_PASSAGE TO READ_:
In our study, emotional problems were the most prevalent ones (98.6%). HIV/AIDS has been associated with emotional problems in other studies also [21],[22],[23],[24] HIV not just affects an individual but the whole family. [25] Lack of mental peace and depression widely affect the quality of life and day-to-day functioning of a person [23] and may even lead to failure of HAART. [26] Therefore, it is important for physicians to address this problem using the available treatment options. [27]

The second most prevalent problem was that of lack of energy in the body, or fatigue (96.4%). Other studies have also reported it to be one of the common problems. [22],[28],[29],[30] Fatigue has a multifactorial origin [22],[29],[31] that includes lack of rest or exercise, improper or inadequate diet, psychological stress, anemia, infection, thyroid abnormalities, side effects of medication, sleep disturbances, and fever. Fatigue has not been found to correlate with CD4 counts, [31],[32] and this was seen in our study. It is to be noted that CD4 counts for 31.2% of patients included in the study were unavailable, and this could have influenced the results. The most prevalent problems of our study - fatigue and emotional problems - often coexist and are interrelated. [29] Many physiological markers and psychological constructs are available for objective assessment of fatigue. [31],[33] There is a need for routine assessment and management of fatigue in patients with HIV. [34] There are currently no clear guidelines available for clinicians who treat HIV-infected patients experiencing fatigue. A number of therapies have been tried, including supplements, vitamins, nutrition, sleep, rest, exercise, and approaches like thought distractions, [35],[36] dehydroepiandrosterone (DHEA), anabolic steroids and testosterone therapy, [36],[37],[38],[39],[40],[41] antidepressants, [36] hydrocortisone, epoientin alfa, [36],[38] dextroamphetamine, [42],[43] and hyperbaric oxygen therapy. [44] Physicians should seek the underlying treatable causes of fatigue and treat these conditions. [32]

The third common and most distressing problem was related to perception of health (92.0%). Problems related to perception of health have been addressed earlier also. [45] Patients′ health perception and way of coping have been shown to influence their immune responses. [46],[47]

Problems related to pain were the least reported in our study (52.9%). Pain has been associated with depression, anxiety, and suicidal ideation. [24] Individuals with persistent pain are known to be at heightened risk for posttraumatic stress disorder (PTSD). [48] Despite these facts, pain is one of the factors most overlooked by physicians. [22] Thus, physicians need to be aware and forthcoming in asking about, and treating, pain in order to improve a patient′s overall health.

_THE TASK_: Continue the passage on symptoms reported by patients with HIV, starting after its final sentence. The items that come after this passage have no connection to it.

_STORED DATA_:

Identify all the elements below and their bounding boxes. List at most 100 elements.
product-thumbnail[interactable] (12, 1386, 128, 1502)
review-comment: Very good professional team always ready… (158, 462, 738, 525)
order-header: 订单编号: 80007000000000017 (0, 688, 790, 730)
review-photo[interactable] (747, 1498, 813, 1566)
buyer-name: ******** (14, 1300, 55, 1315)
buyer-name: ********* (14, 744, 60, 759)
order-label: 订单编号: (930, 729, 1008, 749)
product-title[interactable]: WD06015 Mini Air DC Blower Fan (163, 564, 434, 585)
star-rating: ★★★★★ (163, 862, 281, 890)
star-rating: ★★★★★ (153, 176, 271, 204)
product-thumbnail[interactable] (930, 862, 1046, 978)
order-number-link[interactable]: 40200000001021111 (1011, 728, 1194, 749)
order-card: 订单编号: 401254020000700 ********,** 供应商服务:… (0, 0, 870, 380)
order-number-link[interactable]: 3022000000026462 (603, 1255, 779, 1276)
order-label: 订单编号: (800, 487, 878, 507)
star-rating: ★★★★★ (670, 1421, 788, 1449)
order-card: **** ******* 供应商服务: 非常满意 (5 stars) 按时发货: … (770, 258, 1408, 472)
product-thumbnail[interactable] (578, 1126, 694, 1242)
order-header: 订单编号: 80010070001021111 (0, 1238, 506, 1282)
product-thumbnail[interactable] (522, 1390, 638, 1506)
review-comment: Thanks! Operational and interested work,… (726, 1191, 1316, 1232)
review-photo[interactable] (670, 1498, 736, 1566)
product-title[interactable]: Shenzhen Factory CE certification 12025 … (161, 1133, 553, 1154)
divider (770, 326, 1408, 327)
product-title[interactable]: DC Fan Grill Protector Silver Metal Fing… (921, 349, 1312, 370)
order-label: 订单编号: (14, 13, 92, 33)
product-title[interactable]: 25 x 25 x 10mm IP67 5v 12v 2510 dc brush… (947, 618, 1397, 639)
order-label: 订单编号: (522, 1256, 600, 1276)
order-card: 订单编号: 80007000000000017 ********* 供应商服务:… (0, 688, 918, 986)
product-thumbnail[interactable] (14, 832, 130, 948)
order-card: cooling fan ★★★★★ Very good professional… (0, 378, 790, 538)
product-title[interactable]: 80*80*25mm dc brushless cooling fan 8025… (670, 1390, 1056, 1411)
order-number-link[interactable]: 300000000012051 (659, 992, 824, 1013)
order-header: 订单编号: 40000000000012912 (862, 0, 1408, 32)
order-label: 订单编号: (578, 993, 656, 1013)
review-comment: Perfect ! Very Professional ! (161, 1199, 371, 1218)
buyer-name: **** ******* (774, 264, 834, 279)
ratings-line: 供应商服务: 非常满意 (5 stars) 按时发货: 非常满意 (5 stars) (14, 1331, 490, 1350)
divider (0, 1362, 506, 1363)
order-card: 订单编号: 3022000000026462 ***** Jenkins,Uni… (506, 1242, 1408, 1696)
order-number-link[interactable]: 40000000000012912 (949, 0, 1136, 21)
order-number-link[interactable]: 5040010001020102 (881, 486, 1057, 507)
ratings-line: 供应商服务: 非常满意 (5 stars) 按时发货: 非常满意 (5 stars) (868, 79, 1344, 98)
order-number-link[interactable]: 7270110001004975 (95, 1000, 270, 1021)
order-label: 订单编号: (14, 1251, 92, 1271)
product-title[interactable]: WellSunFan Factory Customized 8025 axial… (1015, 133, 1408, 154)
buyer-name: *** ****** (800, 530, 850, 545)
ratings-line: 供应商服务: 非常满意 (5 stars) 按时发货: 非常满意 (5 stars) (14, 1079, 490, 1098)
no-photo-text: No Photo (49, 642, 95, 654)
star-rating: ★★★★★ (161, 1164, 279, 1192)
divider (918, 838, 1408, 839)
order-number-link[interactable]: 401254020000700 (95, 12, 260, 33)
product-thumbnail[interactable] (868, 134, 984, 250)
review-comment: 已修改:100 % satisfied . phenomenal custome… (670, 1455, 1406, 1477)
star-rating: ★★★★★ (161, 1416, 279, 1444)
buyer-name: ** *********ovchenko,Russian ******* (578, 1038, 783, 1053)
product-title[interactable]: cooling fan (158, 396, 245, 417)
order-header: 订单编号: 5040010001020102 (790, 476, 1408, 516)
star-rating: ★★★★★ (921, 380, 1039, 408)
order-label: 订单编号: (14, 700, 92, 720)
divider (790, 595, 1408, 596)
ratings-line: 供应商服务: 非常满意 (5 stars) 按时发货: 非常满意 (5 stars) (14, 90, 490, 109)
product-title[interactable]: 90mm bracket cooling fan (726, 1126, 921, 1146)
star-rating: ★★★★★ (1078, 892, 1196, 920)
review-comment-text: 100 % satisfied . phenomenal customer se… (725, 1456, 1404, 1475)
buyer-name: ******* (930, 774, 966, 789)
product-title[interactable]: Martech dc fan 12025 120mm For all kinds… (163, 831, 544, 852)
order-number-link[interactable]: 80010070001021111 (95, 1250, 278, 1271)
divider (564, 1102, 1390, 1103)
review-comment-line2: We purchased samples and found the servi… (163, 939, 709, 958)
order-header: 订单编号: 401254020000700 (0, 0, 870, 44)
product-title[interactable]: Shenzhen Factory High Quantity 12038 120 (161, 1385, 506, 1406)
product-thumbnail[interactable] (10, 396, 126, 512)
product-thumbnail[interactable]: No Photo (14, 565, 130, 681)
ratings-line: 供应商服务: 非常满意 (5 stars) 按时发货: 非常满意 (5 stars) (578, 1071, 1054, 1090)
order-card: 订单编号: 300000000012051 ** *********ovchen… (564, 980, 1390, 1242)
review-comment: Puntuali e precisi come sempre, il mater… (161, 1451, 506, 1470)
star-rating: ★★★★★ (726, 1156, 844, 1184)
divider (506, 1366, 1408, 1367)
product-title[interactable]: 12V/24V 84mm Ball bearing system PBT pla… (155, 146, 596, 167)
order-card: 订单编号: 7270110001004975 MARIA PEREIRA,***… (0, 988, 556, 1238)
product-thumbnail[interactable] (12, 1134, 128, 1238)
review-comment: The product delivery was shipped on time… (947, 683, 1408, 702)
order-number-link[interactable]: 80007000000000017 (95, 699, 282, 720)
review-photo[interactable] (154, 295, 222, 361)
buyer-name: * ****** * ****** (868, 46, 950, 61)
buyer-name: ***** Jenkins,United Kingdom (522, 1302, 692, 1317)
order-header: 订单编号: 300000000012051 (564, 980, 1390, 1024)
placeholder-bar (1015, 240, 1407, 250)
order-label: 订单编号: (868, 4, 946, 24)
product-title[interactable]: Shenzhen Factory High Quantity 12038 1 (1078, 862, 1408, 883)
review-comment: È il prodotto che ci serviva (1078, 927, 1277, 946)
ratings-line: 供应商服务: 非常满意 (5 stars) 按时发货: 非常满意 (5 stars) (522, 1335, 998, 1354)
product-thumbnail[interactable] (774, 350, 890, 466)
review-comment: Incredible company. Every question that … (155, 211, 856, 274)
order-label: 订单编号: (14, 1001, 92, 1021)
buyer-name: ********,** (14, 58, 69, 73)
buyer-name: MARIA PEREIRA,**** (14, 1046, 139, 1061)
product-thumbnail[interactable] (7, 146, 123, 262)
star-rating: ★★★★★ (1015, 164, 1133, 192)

_REPLY TO THE TASK_:
Weight loss was associated with a number of problems such as social problems, problems related to pain, problems in job and household work, and problems in performing physical work. Weight loss is a negative prognostic indicator in PLHA. [49] Weight loss is often associated with anorexia. [50] Multiple treatment options are available for treatment of weight loss. [50],[51],[52],[53]

Tuberculosis is the most frequent opportunistic infection in HIV patients in India (54% of all AIDS patients). It is estimated that 2.6% to 8% of tuberculosis patients in India are HIV infected. [54],[55] A significant correlation between active tuberculosis and lack of energy in the body, problems in job or household work, and problems in social activities was observed.

The questionnaire used here has not been validated with other existing tools, but its value lies in simplicity and in increasing awareness among health care providers in the Indian context.

Conclusions

Problems related to emotions and fatigue were the most prevalent ones, whereas those related to pain and physical problems were among the least prevalent ones. The most distressing problems were those related to health perception. Thus, this study demonstrates that HIV-positive patients have problems in various aspects of life, other than those assessed in a busy clinic. Attention towards these problems would be beneficial for holistic patient care.